- Problem description
Collect all lines containing the word "dconf" from the data.

.....

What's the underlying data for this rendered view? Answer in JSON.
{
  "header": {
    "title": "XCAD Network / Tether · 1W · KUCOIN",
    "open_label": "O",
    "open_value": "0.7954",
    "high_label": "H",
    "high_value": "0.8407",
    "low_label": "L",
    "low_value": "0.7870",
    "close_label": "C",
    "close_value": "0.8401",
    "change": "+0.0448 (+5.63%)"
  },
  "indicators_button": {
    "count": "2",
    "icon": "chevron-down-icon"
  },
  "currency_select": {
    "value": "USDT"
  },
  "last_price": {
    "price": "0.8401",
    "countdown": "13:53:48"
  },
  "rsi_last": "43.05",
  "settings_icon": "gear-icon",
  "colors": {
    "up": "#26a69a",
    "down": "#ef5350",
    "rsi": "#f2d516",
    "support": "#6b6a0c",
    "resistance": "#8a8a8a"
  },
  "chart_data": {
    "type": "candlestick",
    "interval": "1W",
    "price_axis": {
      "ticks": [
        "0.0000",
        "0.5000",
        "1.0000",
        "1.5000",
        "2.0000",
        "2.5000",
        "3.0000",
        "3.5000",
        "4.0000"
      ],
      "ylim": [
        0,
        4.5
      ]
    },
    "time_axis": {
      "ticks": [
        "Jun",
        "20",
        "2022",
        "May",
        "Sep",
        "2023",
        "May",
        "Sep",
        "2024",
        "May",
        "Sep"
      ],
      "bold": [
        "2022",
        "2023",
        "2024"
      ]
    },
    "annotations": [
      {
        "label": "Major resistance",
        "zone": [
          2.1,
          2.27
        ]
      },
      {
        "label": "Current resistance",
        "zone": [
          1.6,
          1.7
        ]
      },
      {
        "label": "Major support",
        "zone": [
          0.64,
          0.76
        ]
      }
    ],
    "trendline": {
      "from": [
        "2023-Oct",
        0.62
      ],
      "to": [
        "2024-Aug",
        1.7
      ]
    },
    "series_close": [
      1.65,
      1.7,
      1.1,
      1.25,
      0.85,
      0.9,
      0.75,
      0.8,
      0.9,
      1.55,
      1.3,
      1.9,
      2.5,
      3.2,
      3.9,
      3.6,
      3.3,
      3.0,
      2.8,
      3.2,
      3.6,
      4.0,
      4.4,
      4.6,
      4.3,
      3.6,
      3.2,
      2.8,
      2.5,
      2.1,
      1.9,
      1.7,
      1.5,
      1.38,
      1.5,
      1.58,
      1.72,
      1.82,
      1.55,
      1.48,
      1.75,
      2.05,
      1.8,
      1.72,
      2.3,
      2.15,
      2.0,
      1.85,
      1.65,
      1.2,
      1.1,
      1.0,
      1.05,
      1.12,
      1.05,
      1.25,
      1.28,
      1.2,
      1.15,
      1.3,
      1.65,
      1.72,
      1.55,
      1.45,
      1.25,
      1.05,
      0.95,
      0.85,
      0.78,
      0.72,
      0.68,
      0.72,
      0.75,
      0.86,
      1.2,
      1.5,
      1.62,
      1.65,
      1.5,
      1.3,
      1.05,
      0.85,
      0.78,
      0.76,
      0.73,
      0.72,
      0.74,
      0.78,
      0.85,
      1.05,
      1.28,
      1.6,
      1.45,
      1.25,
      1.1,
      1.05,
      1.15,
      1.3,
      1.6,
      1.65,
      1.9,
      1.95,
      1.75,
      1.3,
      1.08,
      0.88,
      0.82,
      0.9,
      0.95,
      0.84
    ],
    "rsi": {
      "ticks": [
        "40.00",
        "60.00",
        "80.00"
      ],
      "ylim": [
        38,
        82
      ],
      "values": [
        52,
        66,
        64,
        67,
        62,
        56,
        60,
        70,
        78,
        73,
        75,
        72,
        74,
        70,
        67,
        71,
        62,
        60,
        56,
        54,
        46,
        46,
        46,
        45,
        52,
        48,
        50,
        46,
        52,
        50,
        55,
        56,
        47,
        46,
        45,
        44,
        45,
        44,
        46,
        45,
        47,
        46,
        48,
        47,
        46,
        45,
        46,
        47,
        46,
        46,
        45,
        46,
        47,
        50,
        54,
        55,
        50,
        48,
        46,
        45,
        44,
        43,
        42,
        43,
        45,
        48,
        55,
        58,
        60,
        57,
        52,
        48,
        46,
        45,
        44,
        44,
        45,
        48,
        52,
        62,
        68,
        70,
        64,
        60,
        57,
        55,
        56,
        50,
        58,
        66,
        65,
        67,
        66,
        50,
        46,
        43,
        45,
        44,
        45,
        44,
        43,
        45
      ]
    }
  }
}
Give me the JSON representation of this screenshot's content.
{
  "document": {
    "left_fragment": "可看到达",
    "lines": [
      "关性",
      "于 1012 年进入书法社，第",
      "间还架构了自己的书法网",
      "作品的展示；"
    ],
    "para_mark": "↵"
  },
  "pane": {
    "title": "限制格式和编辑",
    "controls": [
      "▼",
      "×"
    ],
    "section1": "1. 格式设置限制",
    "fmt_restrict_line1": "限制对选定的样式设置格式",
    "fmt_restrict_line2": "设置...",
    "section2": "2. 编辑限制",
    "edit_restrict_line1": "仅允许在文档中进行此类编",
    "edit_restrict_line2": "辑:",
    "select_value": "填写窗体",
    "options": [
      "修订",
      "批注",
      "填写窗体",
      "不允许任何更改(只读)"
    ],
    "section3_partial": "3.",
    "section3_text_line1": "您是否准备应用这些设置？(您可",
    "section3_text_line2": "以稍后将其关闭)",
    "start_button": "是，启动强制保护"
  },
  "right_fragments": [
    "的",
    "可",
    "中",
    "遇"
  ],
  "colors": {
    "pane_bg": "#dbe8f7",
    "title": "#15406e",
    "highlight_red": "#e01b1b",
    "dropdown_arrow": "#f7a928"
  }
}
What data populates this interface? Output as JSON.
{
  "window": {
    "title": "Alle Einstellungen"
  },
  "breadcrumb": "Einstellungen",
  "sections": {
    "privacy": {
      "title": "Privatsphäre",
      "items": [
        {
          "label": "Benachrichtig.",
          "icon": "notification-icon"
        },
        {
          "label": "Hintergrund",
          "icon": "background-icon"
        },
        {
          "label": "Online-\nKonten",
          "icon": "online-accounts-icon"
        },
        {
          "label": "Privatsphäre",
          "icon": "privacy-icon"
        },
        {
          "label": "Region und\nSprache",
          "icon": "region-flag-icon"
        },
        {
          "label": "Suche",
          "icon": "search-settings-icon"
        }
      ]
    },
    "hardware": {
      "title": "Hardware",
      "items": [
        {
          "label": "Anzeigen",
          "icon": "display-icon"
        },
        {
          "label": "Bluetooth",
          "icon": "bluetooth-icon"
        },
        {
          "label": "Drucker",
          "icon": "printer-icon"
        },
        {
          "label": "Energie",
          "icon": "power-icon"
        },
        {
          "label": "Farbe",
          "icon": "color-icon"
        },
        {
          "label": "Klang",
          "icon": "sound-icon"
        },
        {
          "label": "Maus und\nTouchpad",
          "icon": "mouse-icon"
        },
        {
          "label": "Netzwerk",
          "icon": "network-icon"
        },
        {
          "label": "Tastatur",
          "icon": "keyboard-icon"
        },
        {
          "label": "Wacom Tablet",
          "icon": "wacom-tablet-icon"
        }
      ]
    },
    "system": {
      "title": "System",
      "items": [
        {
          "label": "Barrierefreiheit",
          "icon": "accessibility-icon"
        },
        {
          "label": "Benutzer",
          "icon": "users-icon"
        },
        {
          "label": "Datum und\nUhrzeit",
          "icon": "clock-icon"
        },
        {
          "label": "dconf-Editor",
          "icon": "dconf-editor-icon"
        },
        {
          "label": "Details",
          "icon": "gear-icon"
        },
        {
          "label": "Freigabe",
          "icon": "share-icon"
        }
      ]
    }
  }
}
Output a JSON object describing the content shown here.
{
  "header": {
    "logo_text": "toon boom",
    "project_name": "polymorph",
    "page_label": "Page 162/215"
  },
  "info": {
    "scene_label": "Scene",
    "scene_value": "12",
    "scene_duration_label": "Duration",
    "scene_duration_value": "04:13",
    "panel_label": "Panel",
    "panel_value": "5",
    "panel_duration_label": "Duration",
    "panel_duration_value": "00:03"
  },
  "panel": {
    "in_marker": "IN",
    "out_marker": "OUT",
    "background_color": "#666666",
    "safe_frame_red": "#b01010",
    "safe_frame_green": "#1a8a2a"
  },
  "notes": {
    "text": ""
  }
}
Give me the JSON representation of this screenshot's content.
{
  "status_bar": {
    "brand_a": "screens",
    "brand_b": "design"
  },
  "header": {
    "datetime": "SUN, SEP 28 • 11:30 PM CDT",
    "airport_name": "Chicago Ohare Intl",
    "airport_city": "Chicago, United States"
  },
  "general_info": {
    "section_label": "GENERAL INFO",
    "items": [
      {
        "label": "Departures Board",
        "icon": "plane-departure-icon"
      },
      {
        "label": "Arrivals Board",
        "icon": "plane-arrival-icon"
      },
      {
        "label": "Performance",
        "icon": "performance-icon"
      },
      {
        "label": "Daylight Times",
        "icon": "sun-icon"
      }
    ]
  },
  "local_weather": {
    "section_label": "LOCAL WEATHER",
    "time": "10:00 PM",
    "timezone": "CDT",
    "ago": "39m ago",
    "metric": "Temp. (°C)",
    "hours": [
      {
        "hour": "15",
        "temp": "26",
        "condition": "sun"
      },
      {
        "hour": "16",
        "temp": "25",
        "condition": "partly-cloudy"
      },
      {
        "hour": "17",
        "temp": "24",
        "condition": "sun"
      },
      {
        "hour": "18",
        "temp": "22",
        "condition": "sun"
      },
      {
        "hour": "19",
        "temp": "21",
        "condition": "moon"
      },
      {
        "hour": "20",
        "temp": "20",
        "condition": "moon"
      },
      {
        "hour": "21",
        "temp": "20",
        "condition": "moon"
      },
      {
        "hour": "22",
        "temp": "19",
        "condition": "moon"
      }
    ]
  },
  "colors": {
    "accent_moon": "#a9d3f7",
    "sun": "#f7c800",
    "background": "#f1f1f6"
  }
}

.....

- Result below
          "label": "dconf-Editor",
          "icon": "dconf-editor-icon"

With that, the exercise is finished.